The exercise. Restate the entries below word for word, omitting nothing.

(Collected data entries)
# # #
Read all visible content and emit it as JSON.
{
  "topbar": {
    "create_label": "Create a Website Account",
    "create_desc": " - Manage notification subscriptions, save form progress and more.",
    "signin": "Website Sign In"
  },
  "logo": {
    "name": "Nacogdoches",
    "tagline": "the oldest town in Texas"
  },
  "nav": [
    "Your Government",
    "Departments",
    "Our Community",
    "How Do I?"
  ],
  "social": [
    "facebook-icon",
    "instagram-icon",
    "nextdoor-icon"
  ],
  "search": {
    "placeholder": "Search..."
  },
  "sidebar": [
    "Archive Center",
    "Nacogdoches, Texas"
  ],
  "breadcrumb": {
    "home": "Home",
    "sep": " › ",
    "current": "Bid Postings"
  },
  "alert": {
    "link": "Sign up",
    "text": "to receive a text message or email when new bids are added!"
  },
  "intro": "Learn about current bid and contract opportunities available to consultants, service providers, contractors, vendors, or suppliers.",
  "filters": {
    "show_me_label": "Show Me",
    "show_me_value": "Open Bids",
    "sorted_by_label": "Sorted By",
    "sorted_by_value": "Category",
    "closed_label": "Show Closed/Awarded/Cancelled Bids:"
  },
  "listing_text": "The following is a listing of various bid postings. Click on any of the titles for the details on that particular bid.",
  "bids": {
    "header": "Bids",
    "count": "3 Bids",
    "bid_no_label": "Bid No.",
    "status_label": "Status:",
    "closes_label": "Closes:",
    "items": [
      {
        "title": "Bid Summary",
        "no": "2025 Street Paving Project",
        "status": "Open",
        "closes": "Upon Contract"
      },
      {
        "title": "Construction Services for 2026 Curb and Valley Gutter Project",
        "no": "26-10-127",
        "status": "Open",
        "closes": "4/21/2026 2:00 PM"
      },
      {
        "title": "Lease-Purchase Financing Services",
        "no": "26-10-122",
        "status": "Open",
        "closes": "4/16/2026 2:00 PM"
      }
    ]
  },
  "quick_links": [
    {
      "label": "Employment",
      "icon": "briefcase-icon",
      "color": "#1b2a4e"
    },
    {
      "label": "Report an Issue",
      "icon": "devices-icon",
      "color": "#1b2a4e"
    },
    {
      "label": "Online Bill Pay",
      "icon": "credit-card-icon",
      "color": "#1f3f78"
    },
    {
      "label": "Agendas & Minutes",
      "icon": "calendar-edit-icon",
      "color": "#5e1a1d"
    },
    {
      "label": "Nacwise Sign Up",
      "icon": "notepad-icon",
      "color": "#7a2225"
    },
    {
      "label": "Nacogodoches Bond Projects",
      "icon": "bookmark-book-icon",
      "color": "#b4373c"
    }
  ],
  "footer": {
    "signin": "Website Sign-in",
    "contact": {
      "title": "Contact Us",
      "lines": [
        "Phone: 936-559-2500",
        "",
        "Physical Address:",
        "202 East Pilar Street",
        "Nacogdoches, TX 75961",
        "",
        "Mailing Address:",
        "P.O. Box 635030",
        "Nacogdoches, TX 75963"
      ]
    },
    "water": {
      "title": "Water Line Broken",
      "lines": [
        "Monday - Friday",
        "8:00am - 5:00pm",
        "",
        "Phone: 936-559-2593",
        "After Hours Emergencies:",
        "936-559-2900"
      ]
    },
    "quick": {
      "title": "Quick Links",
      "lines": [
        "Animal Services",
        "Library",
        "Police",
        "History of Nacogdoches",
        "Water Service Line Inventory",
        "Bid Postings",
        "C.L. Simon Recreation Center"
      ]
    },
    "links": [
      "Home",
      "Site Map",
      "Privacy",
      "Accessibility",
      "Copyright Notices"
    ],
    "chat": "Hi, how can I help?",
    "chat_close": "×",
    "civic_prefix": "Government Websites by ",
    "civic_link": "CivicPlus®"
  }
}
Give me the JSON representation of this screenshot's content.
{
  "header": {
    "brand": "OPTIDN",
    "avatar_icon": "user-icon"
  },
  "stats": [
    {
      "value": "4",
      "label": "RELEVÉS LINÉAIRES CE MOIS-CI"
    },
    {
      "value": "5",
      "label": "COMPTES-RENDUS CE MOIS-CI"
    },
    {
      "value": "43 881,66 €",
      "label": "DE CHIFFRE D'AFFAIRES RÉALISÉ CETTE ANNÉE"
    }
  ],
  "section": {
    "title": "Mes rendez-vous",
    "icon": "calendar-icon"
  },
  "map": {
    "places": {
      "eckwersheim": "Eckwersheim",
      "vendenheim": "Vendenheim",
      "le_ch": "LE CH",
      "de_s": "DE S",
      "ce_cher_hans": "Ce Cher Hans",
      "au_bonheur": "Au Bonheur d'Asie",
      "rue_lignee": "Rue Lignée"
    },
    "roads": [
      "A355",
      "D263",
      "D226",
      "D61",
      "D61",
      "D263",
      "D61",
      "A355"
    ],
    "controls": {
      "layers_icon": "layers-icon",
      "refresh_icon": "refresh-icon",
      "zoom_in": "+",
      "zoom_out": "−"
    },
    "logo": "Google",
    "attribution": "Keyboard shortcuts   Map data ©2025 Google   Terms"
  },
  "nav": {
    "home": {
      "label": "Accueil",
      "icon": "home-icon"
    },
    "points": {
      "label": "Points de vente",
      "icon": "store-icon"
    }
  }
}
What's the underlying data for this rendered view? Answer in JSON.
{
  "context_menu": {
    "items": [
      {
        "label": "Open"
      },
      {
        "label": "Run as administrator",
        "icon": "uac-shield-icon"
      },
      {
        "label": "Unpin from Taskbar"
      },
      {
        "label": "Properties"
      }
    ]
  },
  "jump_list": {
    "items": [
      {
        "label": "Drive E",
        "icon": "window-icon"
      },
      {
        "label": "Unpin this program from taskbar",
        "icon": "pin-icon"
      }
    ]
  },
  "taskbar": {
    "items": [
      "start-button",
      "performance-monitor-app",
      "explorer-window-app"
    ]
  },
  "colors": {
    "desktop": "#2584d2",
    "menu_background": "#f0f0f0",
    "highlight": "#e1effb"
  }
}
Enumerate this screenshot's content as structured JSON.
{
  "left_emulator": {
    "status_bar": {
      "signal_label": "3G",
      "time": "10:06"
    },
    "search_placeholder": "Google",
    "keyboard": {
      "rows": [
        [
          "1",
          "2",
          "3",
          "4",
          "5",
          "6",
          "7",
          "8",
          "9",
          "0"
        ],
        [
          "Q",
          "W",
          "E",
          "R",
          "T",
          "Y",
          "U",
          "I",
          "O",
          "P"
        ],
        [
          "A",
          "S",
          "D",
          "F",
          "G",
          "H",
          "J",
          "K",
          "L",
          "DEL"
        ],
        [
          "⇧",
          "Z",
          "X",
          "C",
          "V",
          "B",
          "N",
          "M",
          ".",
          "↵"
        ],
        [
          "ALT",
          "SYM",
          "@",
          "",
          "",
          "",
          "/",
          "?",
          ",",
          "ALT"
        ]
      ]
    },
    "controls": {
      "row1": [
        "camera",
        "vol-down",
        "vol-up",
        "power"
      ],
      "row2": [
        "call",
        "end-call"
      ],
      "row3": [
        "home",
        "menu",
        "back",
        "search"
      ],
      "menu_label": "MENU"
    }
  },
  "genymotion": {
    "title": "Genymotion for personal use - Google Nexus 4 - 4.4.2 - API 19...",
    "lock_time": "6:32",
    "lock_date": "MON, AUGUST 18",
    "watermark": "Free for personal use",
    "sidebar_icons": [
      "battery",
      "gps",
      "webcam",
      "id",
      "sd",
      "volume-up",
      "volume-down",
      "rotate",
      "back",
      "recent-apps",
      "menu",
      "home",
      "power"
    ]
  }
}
# # #
Response to this exercise.
Read all visible content and emit it as JSON.
{
  "topbar": {
    "create_label": "Create a Website Account",
    "create_desc": " - Manage notification subscriptions, save form progress and more.",
    "signin": "Website Sign In"
  },
  "logo": {
    "name": "Nacogdoches",
    "tagline": "the oldest town in Texas"
  },
  "nav": [
    "Your Government",
    "Departments",
    "Our Community",
    "How Do I?"
  ],
  "social": [
    "facebook-icon",
    "instagram-icon",
    "nextdoor-icon"
  ],
  "search": {
    "placeholder": "Search..."
  },
  "sidebar": [
    "Archive Center",
    "Nacogdoches, Texas"
  ],
  "breadcrumb": {
    "home": "Home",
    "sep": " › ",
    "current": "Bid Postings"
  },
  "alert": {
    "link": "Sign up",
    "text": "to receive a text message or email when new bids are added!"
  },
  "intro": "Learn about current bid and contract opportunities available to consultants, service providers, contractors, vendors, or suppliers.",
  "filters": {
    "show_me_label": "Show Me",
    "show_me_value": "Open Bids",
    "sorted_by_label": "Sorted By",
    "sorted_by_value": "Category",
    "closed_label": "Show Closed/Awarded/Cancelled Bids:"
  },
  "listing_text": "The following is a listing of various bid postings. Click on any of the titles for the details on that particular bid.",
  "bids": {
    "header": "Bids",
    "count": "3 Bids",
    "bid_no_label": "Bid No.",
    "status_label": "Status:",
    "closes_label": "Closes:",
    "items": [
      {
        "title": "Bid Summary",
        "no": "2025 Street Paving Project",
        "status": "Open",
        "closes": "Upon Contract"
      },
      {
        "title": "Construction Services for 2026 Curb and Valley Gutter Project",
        "no": "26-10-127",
        "status": "Open",
        "closes": "4/21/2026 2:00 PM"
      },
      {
        "title": "Lease-Purchase Financing Services",
        "no": "26-10-122",
        "status": "Open",
        "closes": "4/16/2026 2:00 PM"
      }
    ]
  },
  "quick_links": [
    {
      "label": "Employment",
      "icon": "briefcase-icon",
      "color": "#1b2a4e"
    },
    {
      "label": "Report an Issue",
      "icon": "devices-icon",
      "color": "#1b2a4e"
    },
    {
      "label": "Online Bill Pay",
      "icon": "credit-card-icon",
      "color": "#1f3f78"
    },
    {
      "label": "Agendas & Minutes",
      "icon": "calendar-edit-icon",
      "color": "#5e1a1d"
    },
    {
      "label": "Nacwise Sign Up",
      "icon": "notepad-icon",
      "color": "#7a2225"
    },
    {
      "label": "Nacogodoches Bond Projects",
      "icon": "bookmark-book-icon",
      "color": "#b4373c"
    }
  ],
  "footer": {
    "signin": "Website Sign-in",
    "contact": {
      "title": "Contact Us",
      "lines": [
        "Phone: 936-559-2500",
        "",
        "Physical Address:",
        "202 East Pilar Street",
        "Nacogdoches, TX 75961",
        "",
        "Mailing Address:",
        "P.O. Box 635030",
        "Nacogdoches, TX 75963"
      ]
    },
    "water": {
      "title": "Water Line Broken",
      "lines": [
        "Monday - Friday",
        "8:00am - 5:00pm",
        "",
        "Phone: 936-559-2593",
        "After Hours Emergencies:",
        "936-559-2900"
      ]
    },
    "quick": {
      "title": "Quick Links",
      "lines": [
        "Animal Services",
        "Library",
        "Police",
        "History of Nacogdoches",
        "Water Service Line Inventory",
        "Bid Postings",
        "C.L. Simon Recreation Center"
      ]
    },
    "links": [
      "Home",
      "Site Map",
      "Privacy",
      "Accessibility",
      "Copyright Notices"
    ],
    "chat": "Hi, how can I help?",
    "chat_close": "×",
    "civic_prefix": "Government Websites by ",
    "civic_link": "CivicPlus®"
  }
}
Give me the JSON representation of this screenshot's content.
{
  "header": {
    "brand": "OPTIDN",
    "avatar_icon": "user-icon"
  },
  "stats": [
    {
      "value": "4",
      "label": "RELEVÉS LINÉAIRES CE MOIS-CI"
    },
    {
      "value": "5",
      "label": "COMPTES-RENDUS CE MOIS-CI"
    },
    {
      "value": "43 881,66 €",
      "label": "DE CHIFFRE D'AFFAIRES RÉALISÉ CETTE ANNÉE"
    }
  ],
  "section": {
    "title": "Mes rendez-vous",
    "icon": "calendar-icon"
  },
  "map": {
    "places": {
      "eckwersheim": "Eckwersheim",
      "vendenheim": "Vendenheim",
      "le_ch": "LE CH",
      "de_s": "DE S",
      "ce_cher_hans": "Ce Cher Hans",
      "au_bonheur": "Au Bonheur d'Asie",
      "rue_lignee": "Rue Lignée"
    },
    "roads": [
      "A355",
      "D263",
      "D226",
      "D61",
      "D61",
      "D263",
      "D61",
      "A355"
    ],
    "controls": {
      "layers_icon": "layers-icon",
      "refresh_icon": "refresh-icon",
      "zoom_in": "+",
      "zoom_out": "−"
    },
    "logo": "Google",
    "attribution": "Keyboard shortcuts   Map data ©2025 Google   Terms"
  },
  "nav": {
    "home": {
      "label": "Accueil",
      "icon": "home-icon"
    },
    "points": {
      "label": "Points de vente",
      "icon": "store-icon"
    }
  }
}
What's the underlying data for this rendered view? Answer in JSON.
{
  "context_menu": {
    "items": [
      {
        "label": "Open"
      },
      {
        "label": "Run as administrator",
        "icon": "uac-shield-icon"
      },
      {
        "label": "Unpin from Taskbar"
      },
      {
        "label": "Properties"
      }
    ]
  },
  "jump_list": {
    "items": [
      {
        "label": "Drive E",
        "icon": "window-icon"
      },
      {
        "label": "Unpin this program from taskbar",
        "icon": "pin-icon"
      }
    ]
  },
  "taskbar": {
    "items": [
      "start-button",
      "performance-monitor-app",
      "explorer-window-app"
    ]
  },
  "colors": {
    "desktop": "#2584d2",
    "menu_background": "#f0f0f0",
    "highlight": "#e1effb"
  }
}
Enumerate this screenshot's content as structured JSON.
{
  "left_emulator": {
    "status_bar": {
      "signal_label": "3G",
      "time": "10:06"
    },
    "search_placeholder": "Google",
    "keyboard": {
      "rows": [
        [
          "1",
          "2",
          "3",
          "4",
          "5",
          "6",
          "7",
          "8",
          "9",
          "0"
        ],
        [
          "Q",
          "W",
          "E",
          "R",
          "T",
          "Y",
          "U",
          "I",
          "O",
          "P"
        ],
        [
          "A",
          "S",
          "D",
          "F",
          "G",
          "H",
          "J",
          "K",
          "L",
          "DEL"
        ],
        [
          "⇧",
          "Z",
          "X",
          "C",
          "V",
          "B",
          "N",
          "M",
          ".",
          "↵"
        ],
        [
          "ALT",
          "SYM",
          "@",
          "",
          "",
          "",
          "/",
          "?",
          ",",
          "ALT"
        ]
      ]
    },
    "controls": {
      "row1": [
        "camera",
        "vol-down",
        "vol-up",
        "power"
      ],
      "row2": [
        "call",
        "end-call"
      ],
      "row3": [
        "home",
        "menu",
        "back",
        "search"
      ],
      "menu_label": "MENU"
    }
  },
  "genymotion": {
    "title": "Genymotion for personal use - Google Nexus 4 - 4.4.2 - API 19...",
    "lock_time": "6:32",
    "lock_date": "MON, AUGUST 18",
    "watermark": "Free for personal use",
    "sidebar_icons": [
      "battery",
      "gps",
      "webcam",
      "id",
      "sd",
      "volume-up",
      "volume-down",
      "rotate",
      "back",
      "recent-apps",
      "menu",
      "home",
      "power"
    ]
  }
}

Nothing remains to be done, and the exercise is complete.